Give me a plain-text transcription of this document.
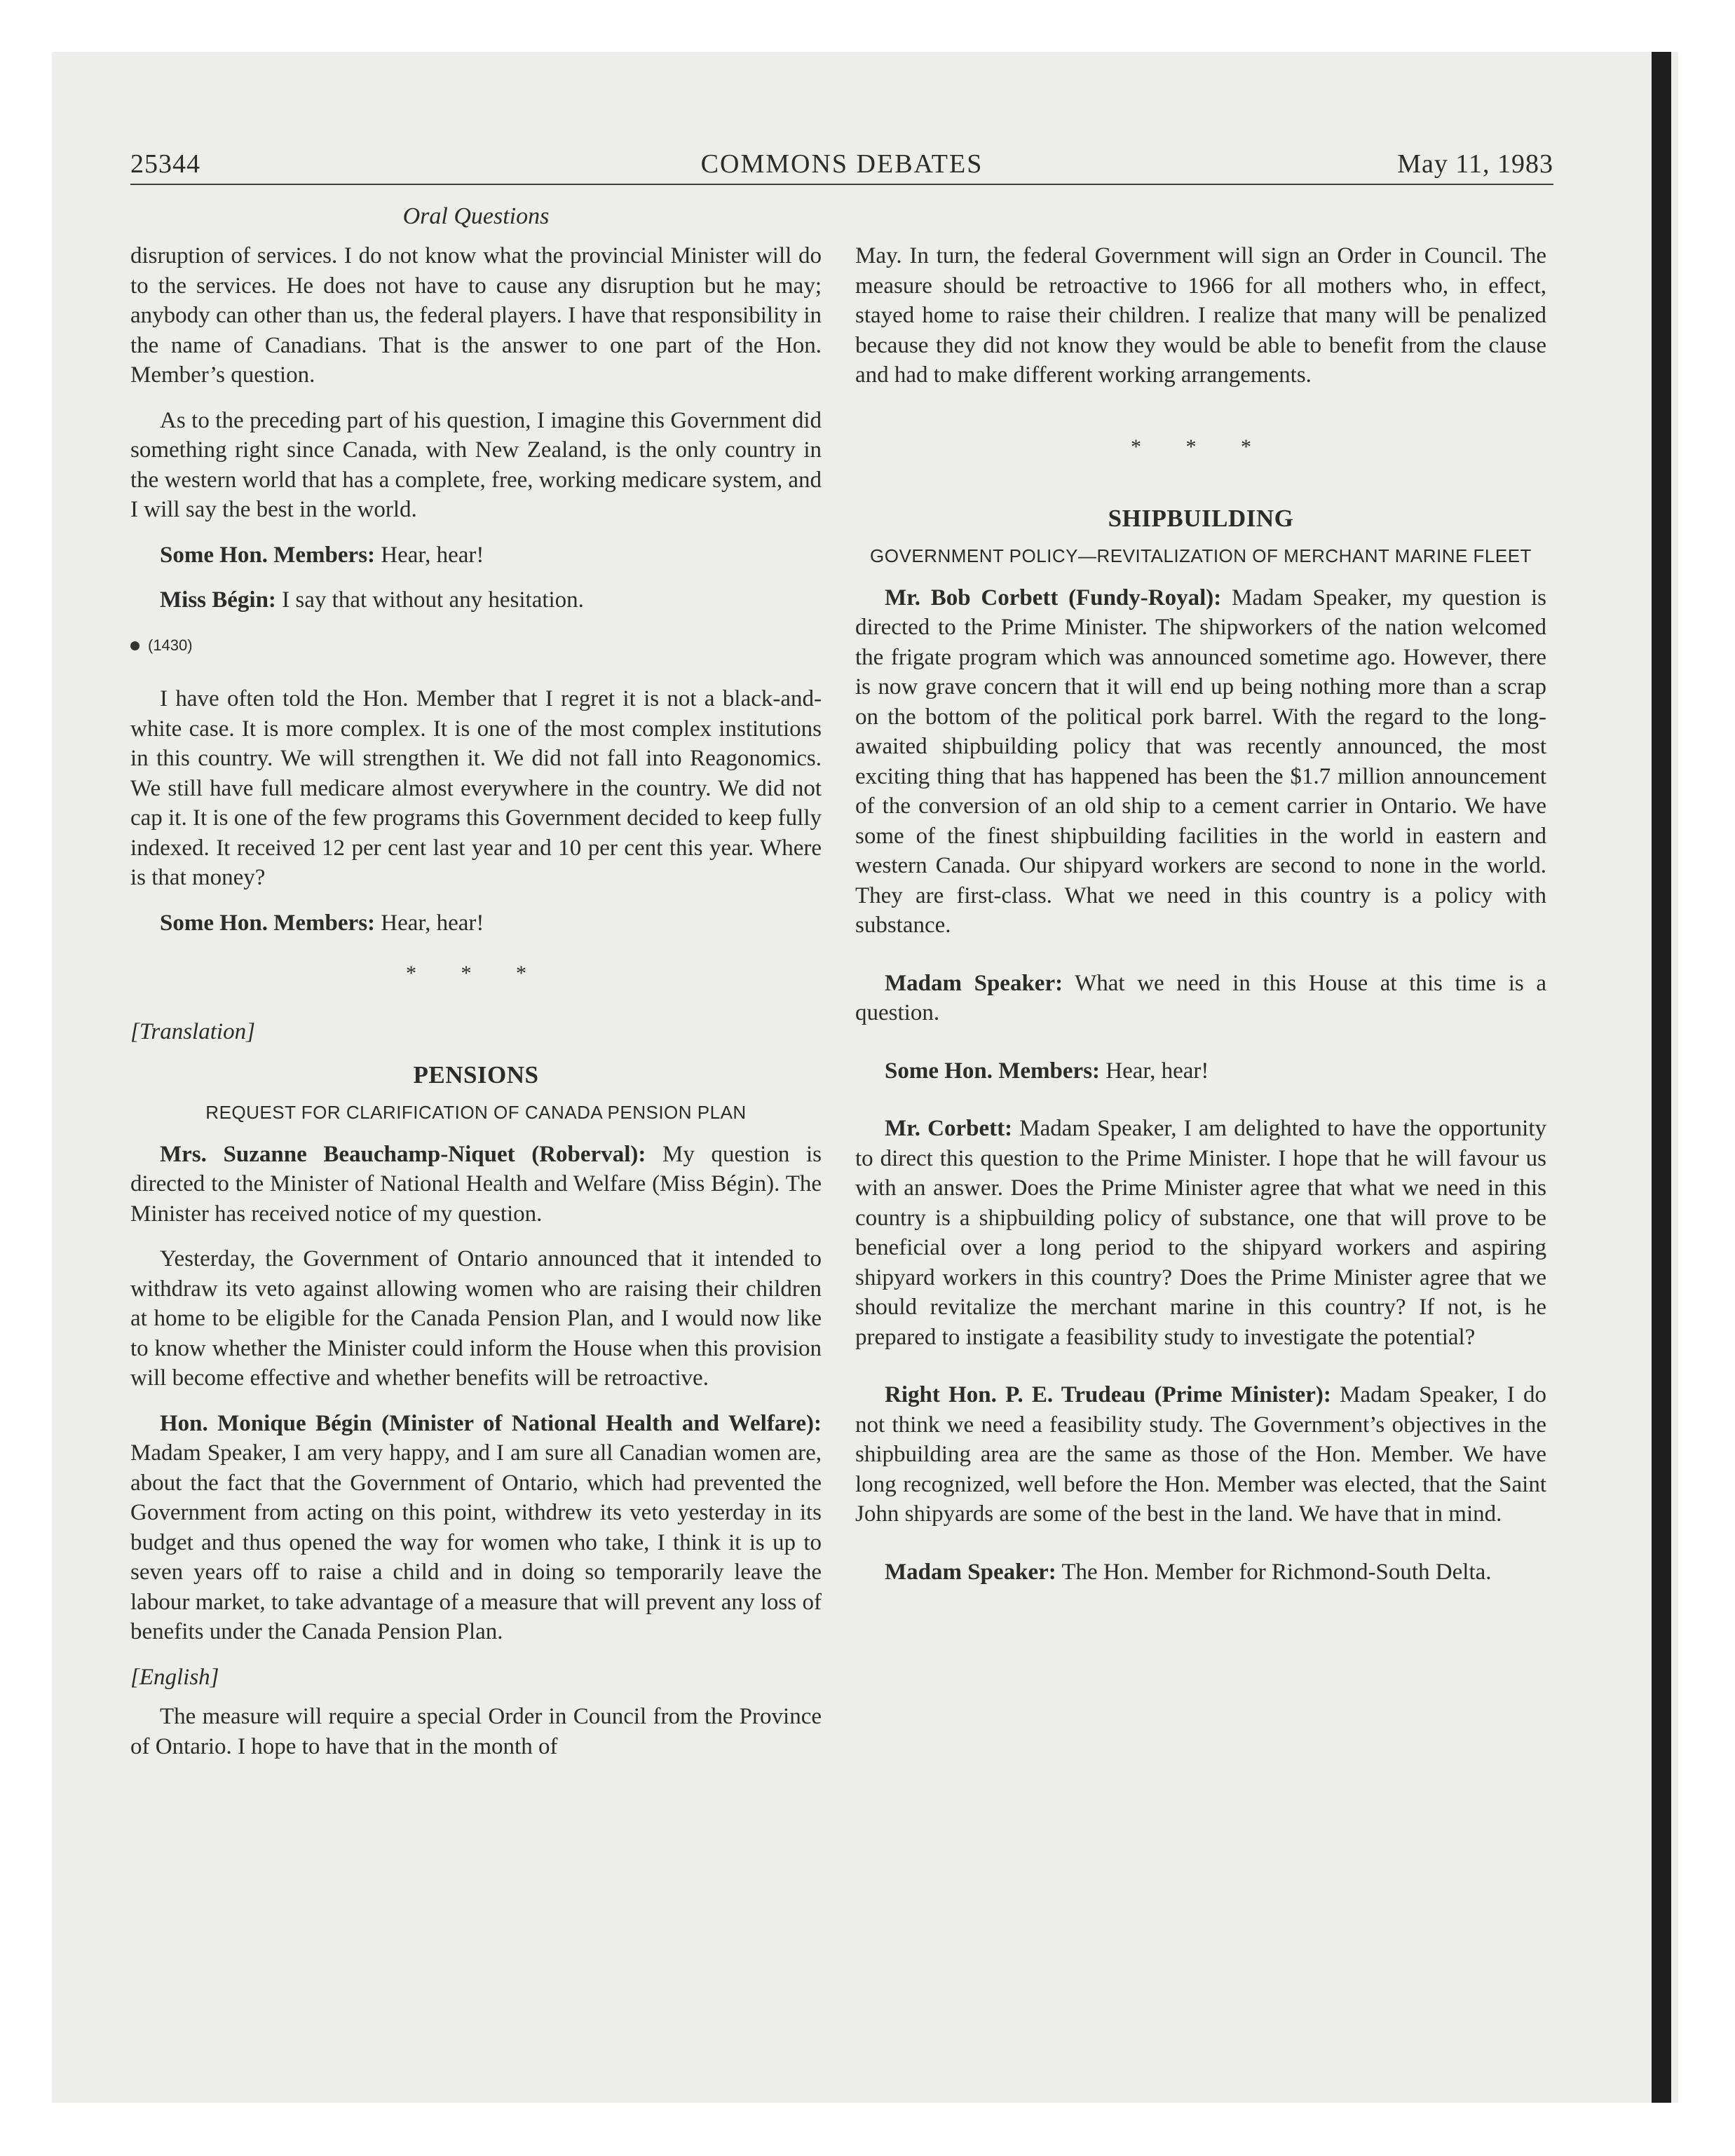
25344	COMMONS DEBATES	May 11, 1983
Oral Questions

disruption of services. I do not know what the provincial Minister will do to the services. He does not have to cause any disruption but he may; anybody can other than us, the federal players. I have that responsibility in the name of Canadians. That is the answer to one part of the Hon. Member’s question.

As to the preceding part of his question, I imagine this Government did something right since Canada, with New Zealand, is the only country in the western world that has a complete, free, working medicare system, and I will say the best in the world.

Some Hon. Members: Hear, hear!

Miss Bégin: I say that without any hesitation.

(1430)

I have often told the Hon. Member that I regret it is not a black-and-white case. It is more complex. It is one of the most complex institutions in this country. We will strengthen it. We did not fall into Reagonomics. We still have full medicare almost everywhere in the country. We did not cap it. It is one of the few programs this Government decided to keep fully indexed. It received 12 per cent last year and 10 per cent this year. Where is that money?

Some Hon. Members: Hear, hear!

* * *
[Translation]
PENSIONS
REQUEST FOR CLARIFICATION OF CANADA PENSION PLAN

Mrs. Suzanne Beauchamp-Niquet (Roberval): My question is directed to the Minister of National Health and Welfare (Miss Bégin). The Minister has received notice of my question.

Yesterday, the Government of Ontario announced that it intended to withdraw its veto against allowing women who are raising their children at home to be eligible for the Canada Pension Plan, and I would now like to know whether the Minister could inform the House when this provision will become effective and whether benefits will be retroactive.

Hon. Monique Bégin (Minister of National Health and Welfare): Madam Speaker, I am very happy, and I am sure all Canadian women are, about the fact that the Government of Ontario, which had prevented the Government from acting on this point, withdrew its veto yesterday in its budget and thus opened the way for women who take, I think it is up to seven years off to raise a child and in doing so temporarily leave the labour market, to take advantage of a measure that will prevent any loss of benefits under the Canada Pension Plan.

[English]

The measure will require a special Order in Council from the Province of Ontario. I hope to have that in the month of

May. In turn, the federal Government will sign an Order in Council. The measure should be retroactive to 1966 for all mothers who, in effect, stayed home to raise their children. I realize that many will be penalized because they did not know they would be able to benefit from the clause and had to make different working arrangements.

* * *
SHIPBUILDING
GOVERNMENT POLICY—REVITALIZATION OF MERCHANT MARINE FLEET

Mr. Bob Corbett (Fundy-Royal): Madam Speaker, my question is directed to the Prime Minister. The shipworkers of the nation welcomed the frigate program which was announced sometime ago. However, there is now grave concern that it will end up being nothing more than a scrap on the bottom of the political pork barrel. With the regard to the long-awaited shipbuilding policy that was recently announced, the most exciting thing that has happened has been the $1.7 million announcement of the conversion of an old ship to a cement carrier in Ontario. We have some of the finest shipbuilding facilities in the world in eastern and western Canada. Our shipyard workers are second to none in the world. They are first-class. What we need in this country is a policy with substance.

Madam Speaker: What we need in this House at this time is a question.

Some Hon. Members: Hear, hear!

Mr. Corbett: Madam Speaker, I am delighted to have the opportunity to direct this question to the Prime Minister. I hope that he will favour us with an answer. Does the Prime Minister agree that what we need in this country is a shipbuilding policy of substance, one that will prove to be beneficial over a long period to the shipyard workers and aspiring shipyard workers in this country? Does the Prime Minister agree that we should revitalize the merchant marine in this country? If not, is he prepared to instigate a feasibility study to investigate the potential?

Right Hon. P. E. Trudeau (Prime Minister): Madam Speaker, I do not think we need a feasibility study. The Government’s objectives in the shipbuilding area are the same as those of the Hon. Member. We have long recognized, well before the Hon. Member was elected, that the Saint John shipyards are some of the best in the land. We have that in mind.

Madam Speaker: The Hon. Member for Richmond-South Delta.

+---+

WHAT IS BEING ASKED -
Repeat the material above verbatim. Leave the pictures behind.

COMPLETE RESPONSE -
Give me a plain-text transcription of this document.
25344	COMMONS DEBATES	May 11, 1983
Oral Questions

disruption of services. I do not know what the provincial Minister will do to the services. He does not have to cause any disruption but he may; anybody can other than us, the federal players. I have that responsibility in the name of Canadians. That is the answer to one part of the Hon. Member’s question.

As to the preceding part of his question, I imagine this Government did something right since Canada, with New Zealand, is the only country in the western world that has a complete, free, working medicare system, and I will say the best in the world.

Some Hon. Members: Hear, hear!

Miss Bégin: I say that without any hesitation.

(1430)

I have often told the Hon. Member that I regret it is not a black-and-white case. It is more complex. It is one of the most complex institutions in this country. We will strengthen it. We did not fall into Reagonomics. We still have full medicare almost everywhere in the country. We did not cap it. It is one of the few programs this Government decided to keep fully indexed. It received 12 per cent last year and 10 per cent this year. Where is that money?

Some Hon. Members: Hear, hear!

* * *
[Translation]
PENSIONS
REQUEST FOR CLARIFICATION OF CANADA PENSION PLAN

Mrs. Suzanne Beauchamp-Niquet (Roberval): My question is directed to the Minister of National Health and Welfare (Miss Bégin). The Minister has received notice of my question.

Yesterday, the Government of Ontario announced that it intended to withdraw its veto against allowing women who are raising their children at home to be eligible for the Canada Pension Plan, and I would now like to know whether the Minister could inform the House when this provision will become effective and whether benefits will be retroactive.

Hon. Monique Bégin (Minister of National Health and Welfare): Madam Speaker, I am very happy, and I am sure all Canadian women are, about the fact that the Government of Ontario, which had prevented the Government from acting on this point, withdrew its veto yesterday in its budget and thus opened the way for women who take, I think it is up to seven years off to raise a child and in doing so temporarily leave the labour market, to take advantage of a measure that will prevent any loss of benefits under the Canada Pension Plan.

[English]

The measure will require a special Order in Council from the Province of Ontario. I hope to have that in the month of

May. In turn, the federal Government will sign an Order in Council. The measure should be retroactive to 1966 for all mothers who, in effect, stayed home to raise their children. I realize that many will be penalized because they did not know they would be able to benefit from the clause and had to make different working arrangements.

* * *
SHIPBUILDING
GOVERNMENT POLICY—REVITALIZATION OF MERCHANT MARINE FLEET

Mr. Bob Corbett (Fundy-Royal): Madam Speaker, my question is directed to the Prime Minister. The shipworkers of the nation welcomed the frigate program which was announced sometime ago. However, there is now grave concern that it will end up being nothing more than a scrap on the bottom of the political pork barrel. With the regard to the long-awaited shipbuilding policy that was recently announced, the most exciting thing that has happened has been the $1.7 million announcement of the conversion of an old ship to a cement carrier in Ontario. We have some of the finest shipbuilding facilities in the world in eastern and western Canada. Our shipyard workers are second to none in the world. They are first-class. What we need in this country is a policy with substance.

Madam Speaker: What we need in this House at this time is a question.

Some Hon. Members: Hear, hear!

Mr. Corbett: Madam Speaker, I am delighted to have the opportunity to direct this question to the Prime Minister. I hope that he will favour us with an answer. Does the Prime Minister agree that what we need in this country is a shipbuilding policy of substance, one that will prove to be beneficial over a long period to the shipyard workers and aspiring shipyard workers in this country? Does the Prime Minister agree that we should revitalize the merchant marine in this country? If not, is he prepared to instigate a feasibility study to investigate the potential?

Right Hon. P. E. Trudeau (Prime Minister): Madam Speaker, I do not think we need a feasibility study. The Government’s objectives in the shipbuilding area are the same as those of the Hon. Member. We have long recognized, well before the Hon. Member was elected, that the Saint John shipyards are some of the best in the land. We have that in mind.

Madam Speaker: The Hon. Member for Richmond-South Delta.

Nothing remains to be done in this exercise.